▸ **Given request**
How many lines of the listing below contain the string "construction", matching case exactly? Reply with the number only.

▸ **Records provided**
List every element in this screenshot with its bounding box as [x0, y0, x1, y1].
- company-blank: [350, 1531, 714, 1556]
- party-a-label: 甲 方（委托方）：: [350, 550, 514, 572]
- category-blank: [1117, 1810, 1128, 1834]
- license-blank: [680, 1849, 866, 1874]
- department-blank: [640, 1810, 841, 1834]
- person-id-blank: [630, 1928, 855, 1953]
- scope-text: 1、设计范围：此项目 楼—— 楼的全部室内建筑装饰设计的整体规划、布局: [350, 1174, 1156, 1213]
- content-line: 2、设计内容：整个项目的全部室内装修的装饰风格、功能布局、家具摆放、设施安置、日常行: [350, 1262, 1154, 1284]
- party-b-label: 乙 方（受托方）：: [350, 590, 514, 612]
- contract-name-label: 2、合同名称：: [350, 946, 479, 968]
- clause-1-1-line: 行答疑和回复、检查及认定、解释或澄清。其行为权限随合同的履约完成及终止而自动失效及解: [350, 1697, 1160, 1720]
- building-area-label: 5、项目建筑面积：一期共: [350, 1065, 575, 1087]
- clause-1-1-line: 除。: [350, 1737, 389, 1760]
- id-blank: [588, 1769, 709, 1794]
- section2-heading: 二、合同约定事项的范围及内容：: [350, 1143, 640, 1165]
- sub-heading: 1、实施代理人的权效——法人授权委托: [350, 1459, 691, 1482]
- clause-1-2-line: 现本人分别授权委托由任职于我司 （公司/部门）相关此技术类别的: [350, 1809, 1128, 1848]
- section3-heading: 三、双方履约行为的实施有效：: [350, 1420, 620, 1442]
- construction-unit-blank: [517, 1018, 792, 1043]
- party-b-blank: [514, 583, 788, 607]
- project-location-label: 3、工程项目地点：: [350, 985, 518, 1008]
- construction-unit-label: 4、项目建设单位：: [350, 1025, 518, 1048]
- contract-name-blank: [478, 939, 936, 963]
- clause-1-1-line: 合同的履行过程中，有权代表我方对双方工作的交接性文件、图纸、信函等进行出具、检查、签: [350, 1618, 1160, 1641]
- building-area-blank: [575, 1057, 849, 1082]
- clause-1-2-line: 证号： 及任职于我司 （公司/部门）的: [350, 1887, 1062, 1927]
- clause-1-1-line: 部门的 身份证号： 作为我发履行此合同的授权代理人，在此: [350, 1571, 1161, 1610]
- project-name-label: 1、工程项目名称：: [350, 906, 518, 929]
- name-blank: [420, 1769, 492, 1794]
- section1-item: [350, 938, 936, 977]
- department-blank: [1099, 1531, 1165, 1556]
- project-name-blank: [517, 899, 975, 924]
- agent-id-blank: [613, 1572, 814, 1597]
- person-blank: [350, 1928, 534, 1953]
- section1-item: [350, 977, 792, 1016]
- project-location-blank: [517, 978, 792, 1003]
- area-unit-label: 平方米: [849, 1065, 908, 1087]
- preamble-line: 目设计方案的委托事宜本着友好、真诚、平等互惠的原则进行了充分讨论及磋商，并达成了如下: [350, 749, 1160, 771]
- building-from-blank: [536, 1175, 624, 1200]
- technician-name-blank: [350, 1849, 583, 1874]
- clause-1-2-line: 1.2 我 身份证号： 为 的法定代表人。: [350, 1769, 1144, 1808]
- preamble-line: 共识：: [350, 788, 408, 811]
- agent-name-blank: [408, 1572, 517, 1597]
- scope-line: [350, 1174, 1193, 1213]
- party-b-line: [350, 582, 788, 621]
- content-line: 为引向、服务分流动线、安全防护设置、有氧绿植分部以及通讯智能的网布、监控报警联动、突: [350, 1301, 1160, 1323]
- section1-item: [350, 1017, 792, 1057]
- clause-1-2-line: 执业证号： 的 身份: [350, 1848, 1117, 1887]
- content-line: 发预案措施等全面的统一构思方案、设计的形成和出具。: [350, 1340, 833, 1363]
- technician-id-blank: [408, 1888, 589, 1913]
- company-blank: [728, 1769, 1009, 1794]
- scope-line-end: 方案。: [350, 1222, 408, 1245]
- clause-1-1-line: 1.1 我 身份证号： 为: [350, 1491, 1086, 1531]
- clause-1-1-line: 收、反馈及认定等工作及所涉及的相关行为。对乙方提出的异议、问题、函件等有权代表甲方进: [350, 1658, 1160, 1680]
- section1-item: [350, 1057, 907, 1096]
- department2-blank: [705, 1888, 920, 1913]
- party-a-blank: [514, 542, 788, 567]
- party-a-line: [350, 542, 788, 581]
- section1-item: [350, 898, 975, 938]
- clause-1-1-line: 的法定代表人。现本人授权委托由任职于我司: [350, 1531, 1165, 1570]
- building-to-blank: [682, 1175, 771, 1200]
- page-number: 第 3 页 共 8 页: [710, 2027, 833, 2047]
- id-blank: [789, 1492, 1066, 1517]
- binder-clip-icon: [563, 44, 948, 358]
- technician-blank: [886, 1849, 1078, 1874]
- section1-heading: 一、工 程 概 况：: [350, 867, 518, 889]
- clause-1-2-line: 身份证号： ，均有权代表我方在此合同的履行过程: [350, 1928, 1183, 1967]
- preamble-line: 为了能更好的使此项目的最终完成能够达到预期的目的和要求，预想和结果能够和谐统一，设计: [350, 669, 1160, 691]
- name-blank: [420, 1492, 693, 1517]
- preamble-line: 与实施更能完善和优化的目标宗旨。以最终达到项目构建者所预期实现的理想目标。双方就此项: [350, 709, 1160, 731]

▸ **Finished task**
2